* Goal of the exercise
Extract the lines of the material from its first line through the line containing "The shaft axis 312 is at (811, 490).", inclusive, and reproduce them word for word.

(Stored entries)
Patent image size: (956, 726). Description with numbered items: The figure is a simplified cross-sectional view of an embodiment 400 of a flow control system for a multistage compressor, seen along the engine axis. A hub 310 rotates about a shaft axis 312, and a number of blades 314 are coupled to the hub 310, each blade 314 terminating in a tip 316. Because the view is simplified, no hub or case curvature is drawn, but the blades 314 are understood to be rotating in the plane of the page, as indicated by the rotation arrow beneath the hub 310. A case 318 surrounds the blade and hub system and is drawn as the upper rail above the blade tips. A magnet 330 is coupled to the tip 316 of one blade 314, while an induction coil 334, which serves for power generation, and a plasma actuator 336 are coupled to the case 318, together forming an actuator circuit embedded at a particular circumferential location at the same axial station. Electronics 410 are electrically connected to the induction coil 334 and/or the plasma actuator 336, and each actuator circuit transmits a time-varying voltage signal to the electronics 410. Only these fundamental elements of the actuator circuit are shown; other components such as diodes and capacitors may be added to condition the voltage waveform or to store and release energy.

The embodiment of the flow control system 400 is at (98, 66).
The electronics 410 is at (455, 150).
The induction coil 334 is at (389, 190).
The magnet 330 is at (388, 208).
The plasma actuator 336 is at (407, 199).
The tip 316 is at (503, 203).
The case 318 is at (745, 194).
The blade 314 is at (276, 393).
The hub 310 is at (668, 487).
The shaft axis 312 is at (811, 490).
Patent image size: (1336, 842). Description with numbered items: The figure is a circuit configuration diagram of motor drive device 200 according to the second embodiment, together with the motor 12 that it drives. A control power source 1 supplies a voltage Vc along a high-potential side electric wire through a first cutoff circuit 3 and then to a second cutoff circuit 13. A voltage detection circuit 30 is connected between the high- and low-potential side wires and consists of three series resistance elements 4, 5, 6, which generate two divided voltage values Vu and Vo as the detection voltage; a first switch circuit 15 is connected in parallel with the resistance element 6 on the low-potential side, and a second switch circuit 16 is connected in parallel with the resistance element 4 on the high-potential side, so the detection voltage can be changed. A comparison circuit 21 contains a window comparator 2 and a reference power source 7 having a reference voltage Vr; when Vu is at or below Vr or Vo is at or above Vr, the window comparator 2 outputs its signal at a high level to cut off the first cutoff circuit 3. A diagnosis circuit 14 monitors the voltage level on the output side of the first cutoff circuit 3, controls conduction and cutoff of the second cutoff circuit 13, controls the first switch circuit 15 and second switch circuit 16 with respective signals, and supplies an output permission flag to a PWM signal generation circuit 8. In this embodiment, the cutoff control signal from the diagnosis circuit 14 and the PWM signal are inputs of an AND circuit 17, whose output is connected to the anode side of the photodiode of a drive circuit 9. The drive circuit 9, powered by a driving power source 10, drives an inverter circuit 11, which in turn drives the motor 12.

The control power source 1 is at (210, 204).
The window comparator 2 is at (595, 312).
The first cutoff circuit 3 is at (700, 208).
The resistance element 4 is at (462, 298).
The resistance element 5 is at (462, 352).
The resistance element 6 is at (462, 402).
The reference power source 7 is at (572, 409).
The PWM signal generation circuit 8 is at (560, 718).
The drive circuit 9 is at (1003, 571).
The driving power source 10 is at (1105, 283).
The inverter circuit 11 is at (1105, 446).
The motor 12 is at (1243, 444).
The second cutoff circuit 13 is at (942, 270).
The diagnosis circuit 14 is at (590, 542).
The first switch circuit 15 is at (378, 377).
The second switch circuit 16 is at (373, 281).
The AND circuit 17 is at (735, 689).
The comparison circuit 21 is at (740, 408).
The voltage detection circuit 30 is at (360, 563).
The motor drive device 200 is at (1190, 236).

* Correct output
Patent image size: (956, 726). Description with numbered items: The figure is a simplified cross-sectional view of an embodiment 400 of a flow control system for a multistage compressor, seen along the engine axis. A hub 310 rotates about a shaft axis 312, and a number of blades 314 are coupled to the hub 310, each blade 314 terminating in a tip 316. Because the view is simplified, no hub or case curvature is drawn, but the blades 314 are understood to be rotating in the plane of the page, as indicated by the rotation arrow beneath the hub 310. A case 318 surrounds the blade and hub system and is drawn as the upper rail above the blade tips. A magnet 330 is coupled to the tip 316 of one blade 314, while an induction coil 334, which serves for power generation, and a plasma actuator 336 are coupled to the case 318, together forming an actuator circuit embedded at a particular circumferential location at the same axial station. Electronics 410 are electrically connected to the induction coil 334 and/or the plasma actuator 336, and each actuator circuit transmits a time-varying voltage signal to the electronics 410. Only these fundamental elements of the actuator circuit are shown; other components such as diodes and capacitors may be added to condition the voltage waveform or to store and release energy.

The embodiment of the flow control system 400 is at (98, 66).
The electronics 410 is at (455, 150).
The induction coil 334 is at (389, 190).
The magnet 330 is at (388, 208).
The plasma actuator 336 is at (407, 199).
The tip 316 is at (503, 203).
The case 318 is at (745, 194).
The blade 314 is at (276, 393).
The hub 310 is at (668, 487).
The shaft axis 312 is at (811, 490).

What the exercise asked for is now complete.